**THE REQUEST:**
Repeat the listing in full. Nothing may be added or left out.

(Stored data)

-- begin --

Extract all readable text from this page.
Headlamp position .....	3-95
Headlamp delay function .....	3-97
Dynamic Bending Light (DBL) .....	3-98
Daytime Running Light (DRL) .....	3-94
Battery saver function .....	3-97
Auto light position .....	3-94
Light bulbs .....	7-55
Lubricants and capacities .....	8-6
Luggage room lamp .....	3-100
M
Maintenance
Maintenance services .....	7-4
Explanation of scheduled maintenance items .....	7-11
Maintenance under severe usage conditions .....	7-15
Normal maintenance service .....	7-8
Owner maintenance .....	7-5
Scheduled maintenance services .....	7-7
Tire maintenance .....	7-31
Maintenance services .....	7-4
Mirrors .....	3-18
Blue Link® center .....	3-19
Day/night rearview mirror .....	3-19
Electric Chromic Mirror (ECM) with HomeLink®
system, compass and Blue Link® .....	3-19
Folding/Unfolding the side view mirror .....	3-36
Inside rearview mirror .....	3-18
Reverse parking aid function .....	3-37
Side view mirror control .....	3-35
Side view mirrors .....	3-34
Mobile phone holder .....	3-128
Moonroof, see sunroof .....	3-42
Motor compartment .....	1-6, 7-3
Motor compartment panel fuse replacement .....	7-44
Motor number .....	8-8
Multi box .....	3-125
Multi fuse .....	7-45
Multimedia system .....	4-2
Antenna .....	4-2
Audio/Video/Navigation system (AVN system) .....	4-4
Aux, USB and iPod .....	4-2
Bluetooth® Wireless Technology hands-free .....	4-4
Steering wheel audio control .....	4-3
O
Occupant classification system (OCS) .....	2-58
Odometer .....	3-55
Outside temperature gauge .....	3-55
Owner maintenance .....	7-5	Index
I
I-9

-- end --

**ANSWER TO THE EXERCISE:**
Extract all readable text from this page.
Headlamp position .....	3-95
Headlamp delay function .....	3-97
Dynamic Bending Light (DBL) .....	3-98
Daytime Running Light (DRL) .....	3-94
Battery saver function .....	3-97
Auto light position .....	3-94
Light bulbs .....	7-55
Lubricants and capacities .....	8-6
Luggage room lamp .....	3-100
M
Maintenance
Maintenance services .....	7-4
Explanation of scheduled maintenance items .....	7-11
Maintenance under severe usage conditions .....	7-15
Normal maintenance service .....	7-8
Owner maintenance .....	7-5
Scheduled maintenance services .....	7-7
Tire maintenance .....	7-31
Maintenance services .....	7-4
Mirrors .....	3-18
Blue Link® center .....	3-19
Day/night rearview mirror .....	3-19
Electric Chromic Mirror (ECM) with HomeLink®
system, compass and Blue Link® .....	3-19
Folding/Unfolding the side view mirror .....	3-36
Inside rearview mirror .....	3-18
Reverse parking aid function .....	3-37
Side view mirror control .....	3-35
Side view mirrors .....	3-34
Mobile phone holder .....	3-128
Moonroof, see sunroof .....	3-42
Motor compartment .....	1-6, 7-3
Motor compartment panel fuse replacement .....	7-44
Motor number .....	8-8
Multi box .....	3-125
Multi fuse .....	7-45
Multimedia system .....	4-2
Antenna .....	4-2
Audio/Video/Navigation system (AVN system) .....	4-4
Aux, USB and iPod .....	4-2
Bluetooth® Wireless Technology hands-free .....	4-4
Steering wheel audio control .....	4-3
O
Occupant classification system (OCS) .....	2-58
Odometer .....	3-55
Outside temperature gauge .....	3-55
Owner maintenance .....	7-5	Index
I
I-9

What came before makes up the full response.